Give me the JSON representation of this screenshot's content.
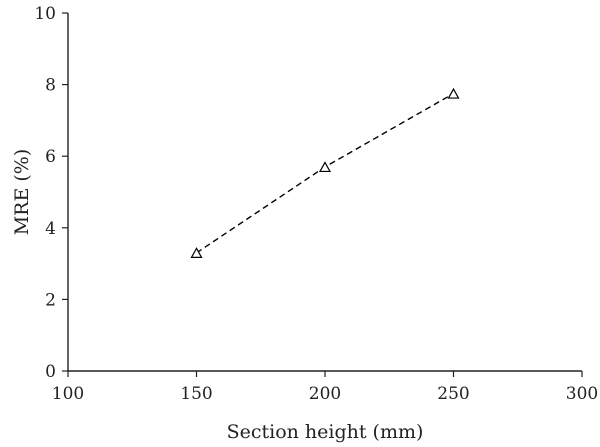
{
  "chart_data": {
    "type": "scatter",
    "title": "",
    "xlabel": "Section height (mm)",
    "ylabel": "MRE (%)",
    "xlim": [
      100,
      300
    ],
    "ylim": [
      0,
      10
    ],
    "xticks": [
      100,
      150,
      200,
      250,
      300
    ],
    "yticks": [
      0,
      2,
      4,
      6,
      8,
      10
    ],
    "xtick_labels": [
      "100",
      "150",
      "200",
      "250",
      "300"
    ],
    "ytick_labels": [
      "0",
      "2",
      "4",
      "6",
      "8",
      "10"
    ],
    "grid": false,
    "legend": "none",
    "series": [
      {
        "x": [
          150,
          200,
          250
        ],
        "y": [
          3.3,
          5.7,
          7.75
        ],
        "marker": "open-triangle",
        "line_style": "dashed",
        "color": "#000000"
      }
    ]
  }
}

**Work to be completed**
Every record above must be given again exactly; drop the pictures.

**Worked answer**
Give me the JSON representation of this screenshot's content.
{
  "chart_data": {
    "type": "scatter",
    "title": "",
    "xlabel": "Section height (mm)",
    "ylabel": "MRE (%)",
    "xlim": [
      100,
      300
    ],
    "ylim": [
      0,
      10
    ],
    "xticks": [
      100,
      150,
      200,
      250,
      300
    ],
    "yticks": [
      0,
      2,
      4,
      6,
      8,
      10
    ],
    "xtick_labels": [
      "100",
      "150",
      "200",
      "250",
      "300"
    ],
    "ytick_labels": [
      "0",
      "2",
      "4",
      "6",
      "8",
      "10"
    ],
    "grid": false,
    "legend": "none",
    "series": [
      {
        "x": [
          150,
          200,
          250
        ],
        "y": [
          3.3,
          5.7,
          7.75
        ],
        "marker": "open-triangle",
        "line_style": "dashed",
        "color": "#000000"
      }
    ]
  }
}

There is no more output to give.